> _EXERCISE INPUT_
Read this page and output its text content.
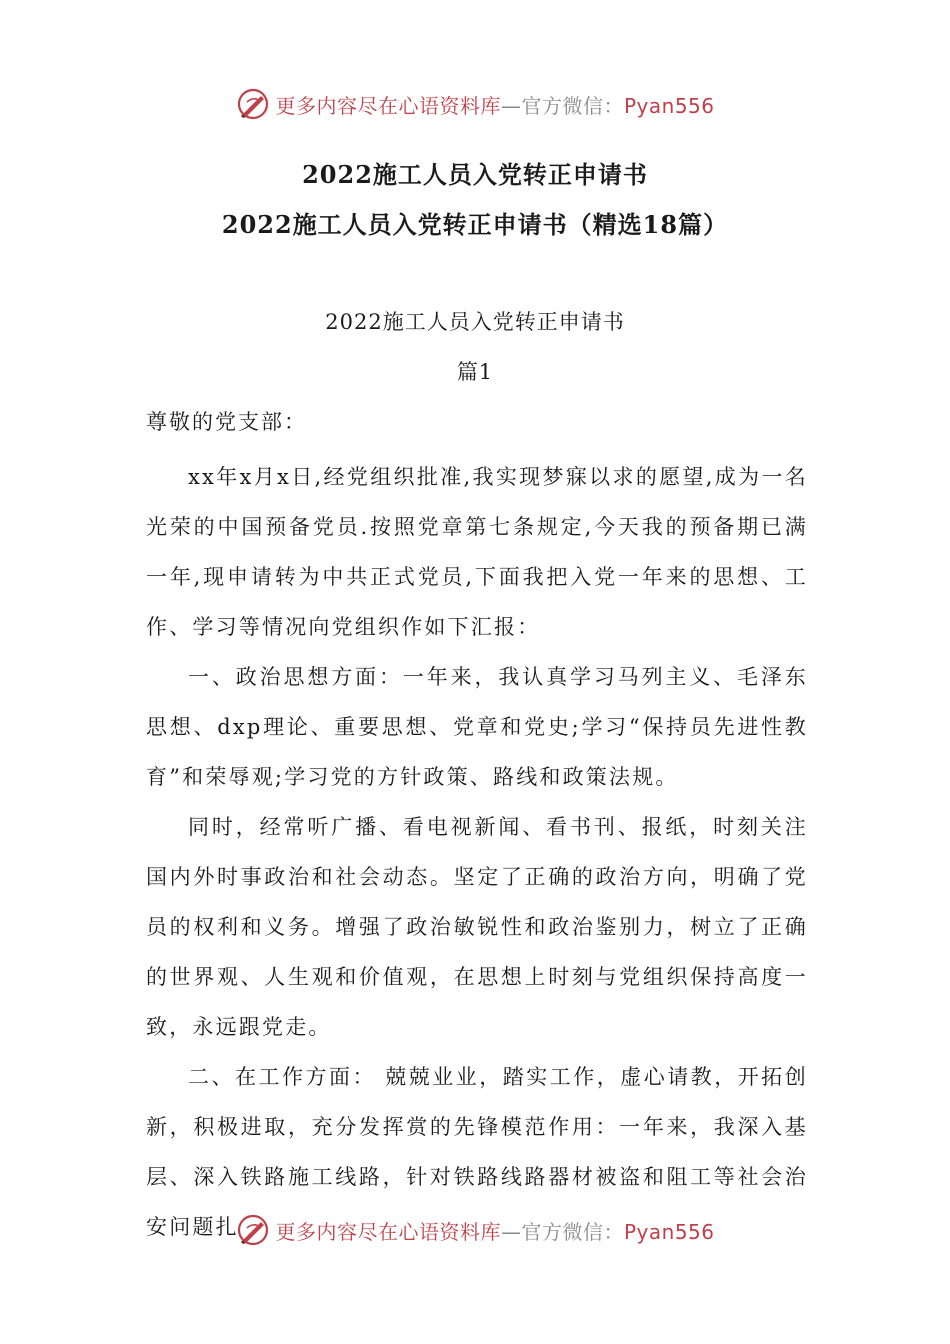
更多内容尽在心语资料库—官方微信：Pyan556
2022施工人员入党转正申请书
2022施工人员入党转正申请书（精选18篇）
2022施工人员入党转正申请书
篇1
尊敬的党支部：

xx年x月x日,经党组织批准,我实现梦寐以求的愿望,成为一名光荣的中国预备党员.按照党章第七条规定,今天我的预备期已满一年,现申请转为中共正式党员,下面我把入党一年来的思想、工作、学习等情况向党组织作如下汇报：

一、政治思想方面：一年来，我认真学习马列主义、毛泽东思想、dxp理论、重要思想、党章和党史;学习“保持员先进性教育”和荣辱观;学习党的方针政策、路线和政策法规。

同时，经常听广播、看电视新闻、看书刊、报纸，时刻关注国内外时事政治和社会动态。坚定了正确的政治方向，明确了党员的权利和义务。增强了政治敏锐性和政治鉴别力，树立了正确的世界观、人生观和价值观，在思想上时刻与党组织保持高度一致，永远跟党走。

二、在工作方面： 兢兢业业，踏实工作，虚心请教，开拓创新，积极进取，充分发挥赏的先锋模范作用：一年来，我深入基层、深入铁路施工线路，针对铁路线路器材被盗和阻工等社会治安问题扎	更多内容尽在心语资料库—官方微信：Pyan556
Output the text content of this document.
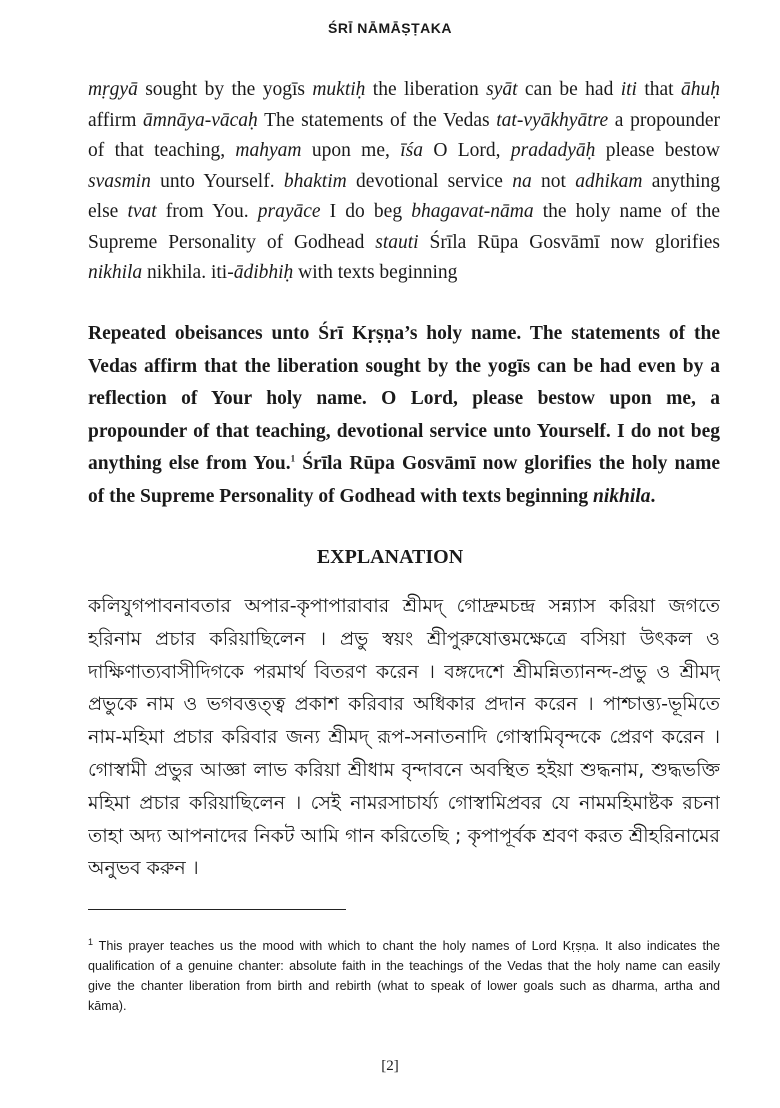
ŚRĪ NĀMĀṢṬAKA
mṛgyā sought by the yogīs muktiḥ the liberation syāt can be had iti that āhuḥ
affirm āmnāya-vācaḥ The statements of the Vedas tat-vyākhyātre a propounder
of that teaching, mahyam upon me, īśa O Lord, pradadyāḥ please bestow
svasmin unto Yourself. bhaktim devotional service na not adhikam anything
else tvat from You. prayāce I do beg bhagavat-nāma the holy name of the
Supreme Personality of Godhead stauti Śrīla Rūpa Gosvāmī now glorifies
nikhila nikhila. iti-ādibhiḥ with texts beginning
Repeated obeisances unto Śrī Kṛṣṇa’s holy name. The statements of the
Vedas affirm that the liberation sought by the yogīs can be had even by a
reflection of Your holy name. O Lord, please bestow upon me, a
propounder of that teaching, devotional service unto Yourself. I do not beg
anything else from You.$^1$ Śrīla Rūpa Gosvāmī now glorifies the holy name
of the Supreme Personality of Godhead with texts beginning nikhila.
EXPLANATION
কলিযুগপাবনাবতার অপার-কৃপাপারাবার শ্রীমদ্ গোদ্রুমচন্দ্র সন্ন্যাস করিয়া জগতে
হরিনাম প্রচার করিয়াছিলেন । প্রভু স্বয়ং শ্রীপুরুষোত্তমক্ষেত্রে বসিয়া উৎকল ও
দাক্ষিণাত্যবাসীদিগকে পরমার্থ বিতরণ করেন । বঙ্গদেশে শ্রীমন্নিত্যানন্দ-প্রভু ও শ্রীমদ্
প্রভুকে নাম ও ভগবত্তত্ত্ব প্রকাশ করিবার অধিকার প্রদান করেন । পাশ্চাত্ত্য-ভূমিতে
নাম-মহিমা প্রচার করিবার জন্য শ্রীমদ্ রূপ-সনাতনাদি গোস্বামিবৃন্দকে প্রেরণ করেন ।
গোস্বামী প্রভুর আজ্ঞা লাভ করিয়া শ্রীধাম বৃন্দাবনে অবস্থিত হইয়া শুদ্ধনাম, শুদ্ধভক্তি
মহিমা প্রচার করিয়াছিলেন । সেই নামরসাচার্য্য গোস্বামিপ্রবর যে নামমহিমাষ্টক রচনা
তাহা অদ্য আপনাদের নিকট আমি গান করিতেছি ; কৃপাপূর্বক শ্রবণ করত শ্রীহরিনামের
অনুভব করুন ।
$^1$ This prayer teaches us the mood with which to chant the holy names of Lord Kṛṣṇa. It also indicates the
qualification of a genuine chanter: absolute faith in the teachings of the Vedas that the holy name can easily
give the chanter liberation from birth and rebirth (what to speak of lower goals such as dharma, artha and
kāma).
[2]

> _PROBLEM TO SOLVE_
Reproduce all of the entries word for word, skipping any pictures they hold.

> _EXERCISE SOLUTION_
Read this page and output its text content.
更多内容尽在心语资料库—官方微信：Pyan556
2022施工人员入党转正申请书
2022施工人员入党转正申请书（精选18篇）
2022施工人员入党转正申请书
篇1
尊敬的党支部：

xx年x月x日,经党组织批准,我实现梦寐以求的愿望,成为一名光荣的中国预备党员.按照党章第七条规定,今天我的预备期已满一年,现申请转为中共正式党员,下面我把入党一年来的思想、工作、学习等情况向党组织作如下汇报：

一、政治思想方面：一年来，我认真学习马列主义、毛泽东思想、dxp理论、重要思想、党章和党史;学习“保持员先进性教育”和荣辱观;学习党的方针政策、路线和政策法规。

同时，经常听广播、看电视新闻、看书刊、报纸，时刻关注国内外时事政治和社会动态。坚定了正确的政治方向，明确了党员的权利和义务。增强了政治敏锐性和政治鉴别力，树立了正确的世界观、人生观和价值观，在思想上时刻与党组织保持高度一致，永远跟党走。

二、在工作方面： 兢兢业业，踏实工作，虚心请教，开拓创新，积极进取，充分发挥赏的先锋模范作用：一年来，我深入基层、深入铁路施工线路，针对铁路线路器材被盗和阻工等社会治安问题扎	更多内容尽在心语资料库—官方微信：Pyan556
Output the text content of this document.
ŚRĪ NĀMĀṢṬAKA
mṛgyā sought by the yogīs muktiḥ the liberation syāt can be had iti that āhuḥ
affirm āmnāya-vācaḥ The statements of the Vedas tat-vyākhyātre a propounder
of that teaching, mahyam upon me, īśa O Lord, pradadyāḥ please bestow
svasmin unto Yourself. bhaktim devotional service na not adhikam anything
else tvat from You. prayāce I do beg bhagavat-nāma the holy name of the
Supreme Personality of Godhead stauti Śrīla Rūpa Gosvāmī now glorifies
nikhila nikhila. iti-ādibhiḥ with texts beginning
Repeated obeisances unto Śrī Kṛṣṇa’s holy name. The statements of the
Vedas affirm that the liberation sought by the yogīs can be had even by a
reflection of Your holy name. O Lord, please bestow upon me, a
propounder of that teaching, devotional service unto Yourself. I do not beg
anything else from You.$^1$ Śrīla Rūpa Gosvāmī now glorifies the holy name
of the Supreme Personality of Godhead with texts beginning nikhila.
EXPLANATION
কলিযুগপাবনাবতার অপার-কৃপাপারাবার শ্রীমদ্ গোদ্রুমচন্দ্র সন্ন্যাস করিয়া জগতে
হরিনাম প্রচার করিয়াছিলেন । প্রভু স্বয়ং শ্রীপুরুষোত্তমক্ষেত্রে বসিয়া উৎকল ও
দাক্ষিণাত্যবাসীদিগকে পরমার্থ বিতরণ করেন । বঙ্গদেশে শ্রীমন্নিত্যানন্দ-প্রভু ও শ্রীমদ্
প্রভুকে নাম ও ভগবত্তত্ত্ব প্রকাশ করিবার অধিকার প্রদান করেন । পাশ্চাত্ত্য-ভূমিতে
নাম-মহিমা প্রচার করিবার জন্য শ্রীমদ্ রূপ-সনাতনাদি গোস্বামিবৃন্দকে প্রেরণ করেন ।
গোস্বামী প্রভুর আজ্ঞা লাভ করিয়া শ্রীধাম বৃন্দাবনে অবস্থিত হইয়া শুদ্ধনাম, শুদ্ধভক্তি
মহিমা প্রচার করিয়াছিলেন । সেই নামরসাচার্য্য গোস্বামিপ্রবর যে নামমহিমাষ্টক রচনা
তাহা অদ্য আপনাদের নিকট আমি গান করিতেছি ; কৃপাপূর্বক শ্রবণ করত শ্রীহরিনামের
অনুভব করুন ।
$^1$ This prayer teaches us the mood with which to chant the holy names of Lord Kṛṣṇa. It also indicates the
qualification of a genuine chanter: absolute faith in the teachings of the Vedas that the holy name can easily
give the chanter liberation from birth and rebirth (what to speak of lower goals such as dharma, artha and
kāma).
[2]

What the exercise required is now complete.